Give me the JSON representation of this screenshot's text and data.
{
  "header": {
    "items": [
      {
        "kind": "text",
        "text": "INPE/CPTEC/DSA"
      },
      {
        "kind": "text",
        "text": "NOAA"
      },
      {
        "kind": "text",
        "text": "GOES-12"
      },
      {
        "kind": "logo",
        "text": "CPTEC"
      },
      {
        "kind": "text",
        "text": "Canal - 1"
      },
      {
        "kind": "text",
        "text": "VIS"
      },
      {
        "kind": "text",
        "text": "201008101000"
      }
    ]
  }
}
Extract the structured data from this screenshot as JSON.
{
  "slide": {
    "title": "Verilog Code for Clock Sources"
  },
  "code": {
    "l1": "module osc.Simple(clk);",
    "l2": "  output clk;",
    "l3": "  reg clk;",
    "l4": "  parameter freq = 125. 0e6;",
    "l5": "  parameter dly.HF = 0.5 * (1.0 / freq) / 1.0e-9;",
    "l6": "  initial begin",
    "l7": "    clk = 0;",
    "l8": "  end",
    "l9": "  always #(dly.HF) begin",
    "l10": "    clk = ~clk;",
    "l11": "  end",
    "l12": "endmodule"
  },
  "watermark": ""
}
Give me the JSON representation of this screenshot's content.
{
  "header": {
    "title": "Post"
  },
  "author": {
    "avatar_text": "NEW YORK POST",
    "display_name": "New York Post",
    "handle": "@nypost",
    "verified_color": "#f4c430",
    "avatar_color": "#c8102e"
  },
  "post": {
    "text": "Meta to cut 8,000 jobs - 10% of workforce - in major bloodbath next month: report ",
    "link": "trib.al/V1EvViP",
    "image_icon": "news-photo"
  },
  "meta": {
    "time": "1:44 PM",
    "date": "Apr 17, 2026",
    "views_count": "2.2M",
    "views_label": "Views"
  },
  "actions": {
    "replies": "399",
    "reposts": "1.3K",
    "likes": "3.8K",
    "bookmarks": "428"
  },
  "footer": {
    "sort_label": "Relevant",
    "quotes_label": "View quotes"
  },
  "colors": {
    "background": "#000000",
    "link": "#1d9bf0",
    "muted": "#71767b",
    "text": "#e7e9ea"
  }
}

**TASK DESCRIPTION:**
Extract the full listing above without alteration.

**TASK ANSWER:**
Give me the JSON representation of this screenshot's text and data.
{
  "header": {
    "items": [
      {
        "kind": "text",
        "text": "INPE/CPTEC/DSA"
      },
      {
        "kind": "text",
        "text": "NOAA"
      },
      {
        "kind": "text",
        "text": "GOES-12"
      },
      {
        "kind": "logo",
        "text": "CPTEC"
      },
      {
        "kind": "text",
        "text": "Canal - 1"
      },
      {
        "kind": "text",
        "text": "VIS"
      },
      {
        "kind": "text",
        "text": "201008101000"
      }
    ]
  }
}
Extract the structured data from this screenshot as JSON.
{
  "slide": {
    "title": "Verilog Code for Clock Sources"
  },
  "code": {
    "l1": "module osc.Simple(clk);",
    "l2": "  output clk;",
    "l3": "  reg clk;",
    "l4": "  parameter freq = 125. 0e6;",
    "l5": "  parameter dly.HF = 0.5 * (1.0 / freq) / 1.0e-9;",
    "l6": "  initial begin",
    "l7": "    clk = 0;",
    "l8": "  end",
    "l9": "  always #(dly.HF) begin",
    "l10": "    clk = ~clk;",
    "l11": "  end",
    "l12": "endmodule"
  },
  "watermark": ""
}
Give me the JSON representation of this screenshot's content.
{
  "header": {
    "title": "Post"
  },
  "author": {
    "avatar_text": "NEW YORK POST",
    "display_name": "New York Post",
    "handle": "@nypost",
    "verified_color": "#f4c430",
    "avatar_color": "#c8102e"
  },
  "post": {
    "text": "Meta to cut 8,000 jobs - 10% of workforce - in major bloodbath next month: report ",
    "link": "trib.al/V1EvViP",
    "image_icon": "news-photo"
  },
  "meta": {
    "time": "1:44 PM",
    "date": "Apr 17, 2026",
    "views_count": "2.2M",
    "views_label": "Views"
  },
  "actions": {
    "replies": "399",
    "reposts": "1.3K",
    "likes": "3.8K",
    "bookmarks": "428"
  },
  "footer": {
    "sort_label": "Relevant",
    "quotes_label": "View quotes"
  },
  "colors": {
    "background": "#000000",
    "link": "#1d9bf0",
    "muted": "#71767b",
    "text": "#e7e9ea"
  }
}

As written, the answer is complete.